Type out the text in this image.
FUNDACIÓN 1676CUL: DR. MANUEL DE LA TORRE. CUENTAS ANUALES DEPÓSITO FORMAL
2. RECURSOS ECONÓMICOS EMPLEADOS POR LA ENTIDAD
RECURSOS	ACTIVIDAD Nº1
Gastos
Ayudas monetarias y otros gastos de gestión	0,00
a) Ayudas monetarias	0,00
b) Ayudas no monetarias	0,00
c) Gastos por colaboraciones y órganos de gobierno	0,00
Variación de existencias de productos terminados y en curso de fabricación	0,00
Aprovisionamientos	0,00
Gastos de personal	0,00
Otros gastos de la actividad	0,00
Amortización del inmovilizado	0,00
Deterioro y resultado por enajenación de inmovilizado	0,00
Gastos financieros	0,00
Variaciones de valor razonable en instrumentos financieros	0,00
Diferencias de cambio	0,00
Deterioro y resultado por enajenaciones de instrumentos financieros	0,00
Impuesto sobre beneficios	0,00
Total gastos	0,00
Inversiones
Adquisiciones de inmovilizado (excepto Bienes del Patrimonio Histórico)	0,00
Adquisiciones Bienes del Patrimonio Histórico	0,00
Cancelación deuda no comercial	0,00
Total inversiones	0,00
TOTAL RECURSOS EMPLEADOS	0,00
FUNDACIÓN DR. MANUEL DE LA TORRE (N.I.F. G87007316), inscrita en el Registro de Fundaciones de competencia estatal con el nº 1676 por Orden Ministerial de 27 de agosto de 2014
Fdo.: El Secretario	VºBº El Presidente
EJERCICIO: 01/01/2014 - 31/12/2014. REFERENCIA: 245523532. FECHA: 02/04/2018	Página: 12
#####
> [TASK OBJECTIVE]: From the data above, copy each line where the string "MANUEL" appears.

> [FINAL ANSWER]:
FUNDACIÓN 1676CUL: DR. MANUEL DE LA TORRE. CUENTAS ANUALES DEPÓSITO FORMAL
FUNDACIÓN DR. MANUEL DE LA TORRE (N.I.F. G87007316), inscrita en el Registro de Fundaciones de competencia estatal con el nº 1676 por Orden Ministerial de 27 de agosto de 2014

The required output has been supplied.